- [Data for this task]:

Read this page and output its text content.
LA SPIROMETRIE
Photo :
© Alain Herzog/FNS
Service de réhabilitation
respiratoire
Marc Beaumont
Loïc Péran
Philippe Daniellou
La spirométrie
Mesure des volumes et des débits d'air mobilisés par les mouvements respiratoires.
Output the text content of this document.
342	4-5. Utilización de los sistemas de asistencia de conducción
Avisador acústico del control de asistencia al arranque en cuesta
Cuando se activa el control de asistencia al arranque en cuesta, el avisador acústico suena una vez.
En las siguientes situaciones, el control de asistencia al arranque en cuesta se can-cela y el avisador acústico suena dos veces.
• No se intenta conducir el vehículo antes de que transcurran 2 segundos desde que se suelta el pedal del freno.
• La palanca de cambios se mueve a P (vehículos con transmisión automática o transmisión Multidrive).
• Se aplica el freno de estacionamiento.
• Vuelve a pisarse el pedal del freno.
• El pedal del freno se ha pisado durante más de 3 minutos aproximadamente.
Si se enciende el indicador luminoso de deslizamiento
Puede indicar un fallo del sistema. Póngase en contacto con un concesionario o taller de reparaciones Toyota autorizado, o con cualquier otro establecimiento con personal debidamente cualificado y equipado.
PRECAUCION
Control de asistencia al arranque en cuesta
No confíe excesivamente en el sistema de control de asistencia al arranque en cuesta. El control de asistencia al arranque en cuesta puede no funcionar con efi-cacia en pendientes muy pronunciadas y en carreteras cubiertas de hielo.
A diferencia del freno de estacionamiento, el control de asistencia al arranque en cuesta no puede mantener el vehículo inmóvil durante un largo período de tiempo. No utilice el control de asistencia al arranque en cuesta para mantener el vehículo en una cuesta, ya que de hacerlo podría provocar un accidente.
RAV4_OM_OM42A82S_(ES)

- [Problem statement]: Write the material out exactly, with nothing left out.

- [Exercise result]:
Read this page and output its text content.
LA SPIROMETRIE
Photo :
© Alain Herzog/FNS
Service de réhabilitation
respiratoire
Marc Beaumont
Loïc Péran
Philippe Daniellou
La spirométrie
Mesure des volumes et des débits d'air mobilisés par les mouvements respiratoires.
Output the text content of this document.
342	4-5. Utilización de los sistemas de asistencia de conducción
Avisador acústico del control de asistencia al arranque en cuesta
Cuando se activa el control de asistencia al arranque en cuesta, el avisador acústico suena una vez.
En las siguientes situaciones, el control de asistencia al arranque en cuesta se can-cela y el avisador acústico suena dos veces.
• No se intenta conducir el vehículo antes de que transcurran 2 segundos desde que se suelta el pedal del freno.
• La palanca de cambios se mueve a P (vehículos con transmisión automática o transmisión Multidrive).
• Se aplica el freno de estacionamiento.
• Vuelve a pisarse el pedal del freno.
• El pedal del freno se ha pisado durante más de 3 minutos aproximadamente.
Si se enciende el indicador luminoso de deslizamiento
Puede indicar un fallo del sistema. Póngase en contacto con un concesionario o taller de reparaciones Toyota autorizado, o con cualquier otro establecimiento con personal debidamente cualificado y equipado.
PRECAUCION
Control de asistencia al arranque en cuesta
No confíe excesivamente en el sistema de control de asistencia al arranque en cuesta. El control de asistencia al arranque en cuesta puede no funcionar con efi-cacia en pendientes muy pronunciadas y en carreteras cubiertas de hielo.
A diferencia del freno de estacionamiento, el control de asistencia al arranque en cuesta no puede mantener el vehículo inmóvil durante un largo período de tiempo. No utilice el control de asistencia al arranque en cuesta para mantener el vehículo en una cuesta, ya que de hacerlo podría provocar un accidente.
RAV4_OM_OM42A82S_(ES)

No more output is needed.